Pull each line containing "color" out of the data and copy it.

- **Extracted records**
━━━━━━━━━━━━━━━━━━━━
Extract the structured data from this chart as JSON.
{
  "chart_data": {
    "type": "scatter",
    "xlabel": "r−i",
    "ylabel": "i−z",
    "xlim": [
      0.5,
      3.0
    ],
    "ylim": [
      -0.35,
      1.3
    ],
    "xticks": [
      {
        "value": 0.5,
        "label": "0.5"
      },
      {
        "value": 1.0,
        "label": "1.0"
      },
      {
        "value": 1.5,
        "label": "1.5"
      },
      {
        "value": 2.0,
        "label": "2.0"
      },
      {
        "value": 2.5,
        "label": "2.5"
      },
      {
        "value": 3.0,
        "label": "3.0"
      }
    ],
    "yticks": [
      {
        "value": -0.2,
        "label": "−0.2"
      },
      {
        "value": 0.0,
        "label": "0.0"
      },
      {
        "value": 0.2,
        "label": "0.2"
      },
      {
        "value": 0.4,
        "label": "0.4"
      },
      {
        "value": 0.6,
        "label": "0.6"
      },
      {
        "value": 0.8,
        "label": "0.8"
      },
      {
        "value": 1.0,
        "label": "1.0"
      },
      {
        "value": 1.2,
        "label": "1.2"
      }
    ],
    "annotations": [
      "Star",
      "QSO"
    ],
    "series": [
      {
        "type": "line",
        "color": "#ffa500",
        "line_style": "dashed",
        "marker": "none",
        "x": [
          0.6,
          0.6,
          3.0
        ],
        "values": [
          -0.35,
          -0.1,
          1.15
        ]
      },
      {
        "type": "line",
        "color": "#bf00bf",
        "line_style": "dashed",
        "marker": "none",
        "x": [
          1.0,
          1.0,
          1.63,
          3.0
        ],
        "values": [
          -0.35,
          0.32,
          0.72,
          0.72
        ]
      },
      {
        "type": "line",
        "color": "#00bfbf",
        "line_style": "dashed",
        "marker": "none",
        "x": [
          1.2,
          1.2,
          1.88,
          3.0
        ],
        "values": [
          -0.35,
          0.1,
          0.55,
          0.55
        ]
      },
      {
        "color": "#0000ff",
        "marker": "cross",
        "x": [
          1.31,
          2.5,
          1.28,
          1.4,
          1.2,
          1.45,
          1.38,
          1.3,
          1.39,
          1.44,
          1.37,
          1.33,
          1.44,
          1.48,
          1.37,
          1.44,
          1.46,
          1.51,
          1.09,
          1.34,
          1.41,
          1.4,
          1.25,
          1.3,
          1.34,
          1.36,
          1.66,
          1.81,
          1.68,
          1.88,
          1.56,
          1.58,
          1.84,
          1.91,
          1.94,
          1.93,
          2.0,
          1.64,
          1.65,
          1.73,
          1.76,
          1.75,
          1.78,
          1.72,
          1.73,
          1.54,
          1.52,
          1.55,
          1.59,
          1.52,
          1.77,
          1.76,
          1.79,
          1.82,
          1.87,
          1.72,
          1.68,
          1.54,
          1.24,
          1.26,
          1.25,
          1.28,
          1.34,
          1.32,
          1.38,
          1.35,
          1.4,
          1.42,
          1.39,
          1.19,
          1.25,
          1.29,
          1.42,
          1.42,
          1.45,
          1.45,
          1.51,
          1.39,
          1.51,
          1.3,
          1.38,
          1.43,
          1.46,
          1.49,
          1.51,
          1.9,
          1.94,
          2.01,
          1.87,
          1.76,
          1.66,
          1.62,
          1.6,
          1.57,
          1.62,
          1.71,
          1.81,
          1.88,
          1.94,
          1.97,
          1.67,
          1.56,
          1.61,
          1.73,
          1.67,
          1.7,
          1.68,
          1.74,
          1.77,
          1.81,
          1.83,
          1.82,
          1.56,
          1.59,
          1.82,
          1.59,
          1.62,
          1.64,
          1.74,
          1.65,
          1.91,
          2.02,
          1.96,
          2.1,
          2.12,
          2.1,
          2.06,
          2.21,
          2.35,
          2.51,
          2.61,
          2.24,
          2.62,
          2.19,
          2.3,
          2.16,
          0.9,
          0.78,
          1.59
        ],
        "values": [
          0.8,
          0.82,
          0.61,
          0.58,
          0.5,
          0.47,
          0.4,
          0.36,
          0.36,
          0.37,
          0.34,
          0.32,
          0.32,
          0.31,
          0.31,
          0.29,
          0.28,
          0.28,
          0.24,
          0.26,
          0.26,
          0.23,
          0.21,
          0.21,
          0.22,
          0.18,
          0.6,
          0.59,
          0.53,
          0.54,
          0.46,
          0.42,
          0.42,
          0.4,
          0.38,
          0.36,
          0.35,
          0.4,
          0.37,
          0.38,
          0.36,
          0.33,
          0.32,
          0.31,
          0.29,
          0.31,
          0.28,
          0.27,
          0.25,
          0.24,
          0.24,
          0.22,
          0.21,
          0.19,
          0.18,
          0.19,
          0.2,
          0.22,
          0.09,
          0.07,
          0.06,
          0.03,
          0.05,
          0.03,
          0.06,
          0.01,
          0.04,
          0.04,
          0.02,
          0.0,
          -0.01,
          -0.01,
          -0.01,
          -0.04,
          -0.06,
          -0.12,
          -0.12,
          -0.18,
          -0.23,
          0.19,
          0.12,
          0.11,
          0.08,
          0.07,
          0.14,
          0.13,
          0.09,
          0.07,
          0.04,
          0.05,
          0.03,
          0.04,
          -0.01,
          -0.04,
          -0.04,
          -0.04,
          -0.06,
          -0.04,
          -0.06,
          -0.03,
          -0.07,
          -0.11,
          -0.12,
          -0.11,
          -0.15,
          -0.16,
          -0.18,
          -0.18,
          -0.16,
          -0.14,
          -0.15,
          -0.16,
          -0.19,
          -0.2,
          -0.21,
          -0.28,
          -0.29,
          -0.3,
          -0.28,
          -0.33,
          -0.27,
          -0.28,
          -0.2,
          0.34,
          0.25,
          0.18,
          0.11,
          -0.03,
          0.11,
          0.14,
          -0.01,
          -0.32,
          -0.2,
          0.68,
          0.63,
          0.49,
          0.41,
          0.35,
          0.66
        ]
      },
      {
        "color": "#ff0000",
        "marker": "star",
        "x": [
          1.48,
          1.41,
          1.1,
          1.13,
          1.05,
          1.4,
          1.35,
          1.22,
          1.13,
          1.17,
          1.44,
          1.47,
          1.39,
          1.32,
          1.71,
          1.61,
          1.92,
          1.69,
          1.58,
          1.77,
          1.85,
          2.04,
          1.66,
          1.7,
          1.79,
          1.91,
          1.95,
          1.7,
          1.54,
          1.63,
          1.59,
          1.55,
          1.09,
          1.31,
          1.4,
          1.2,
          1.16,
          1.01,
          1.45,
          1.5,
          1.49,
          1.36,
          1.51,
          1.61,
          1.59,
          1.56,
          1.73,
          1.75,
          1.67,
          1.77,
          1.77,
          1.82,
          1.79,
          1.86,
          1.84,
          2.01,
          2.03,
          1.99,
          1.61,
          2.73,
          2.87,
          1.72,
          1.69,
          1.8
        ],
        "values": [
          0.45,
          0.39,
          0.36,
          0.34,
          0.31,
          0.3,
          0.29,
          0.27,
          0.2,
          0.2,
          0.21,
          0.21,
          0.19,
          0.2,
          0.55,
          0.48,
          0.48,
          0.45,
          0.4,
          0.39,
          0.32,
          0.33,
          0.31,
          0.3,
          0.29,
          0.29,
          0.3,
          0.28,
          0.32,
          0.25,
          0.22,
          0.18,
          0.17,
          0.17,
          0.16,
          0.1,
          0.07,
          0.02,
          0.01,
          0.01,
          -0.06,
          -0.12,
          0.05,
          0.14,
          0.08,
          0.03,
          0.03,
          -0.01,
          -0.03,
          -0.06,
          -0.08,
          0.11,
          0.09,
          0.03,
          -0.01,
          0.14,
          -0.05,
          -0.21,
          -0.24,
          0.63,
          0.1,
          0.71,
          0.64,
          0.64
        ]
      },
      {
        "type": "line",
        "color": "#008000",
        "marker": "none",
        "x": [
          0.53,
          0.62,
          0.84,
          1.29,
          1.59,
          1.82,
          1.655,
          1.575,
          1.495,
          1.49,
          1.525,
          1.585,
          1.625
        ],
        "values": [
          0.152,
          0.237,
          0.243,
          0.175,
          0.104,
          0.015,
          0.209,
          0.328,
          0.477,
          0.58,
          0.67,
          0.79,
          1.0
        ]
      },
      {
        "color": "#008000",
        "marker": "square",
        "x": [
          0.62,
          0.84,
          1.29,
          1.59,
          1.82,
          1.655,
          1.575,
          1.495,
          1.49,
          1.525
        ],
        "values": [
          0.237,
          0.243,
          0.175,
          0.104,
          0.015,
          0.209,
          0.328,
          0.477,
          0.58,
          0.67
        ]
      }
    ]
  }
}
━━━━━━━━━━━━━━━━━━━━
- **Answer to the problem**
        "color": "#ffa500",
        "color": "#bf00bf",
        "color": "#00bfbf",
        "color": "#0000ff",
        "color": "#ff0000",
        "color": "#008000",
        "color": "#008000",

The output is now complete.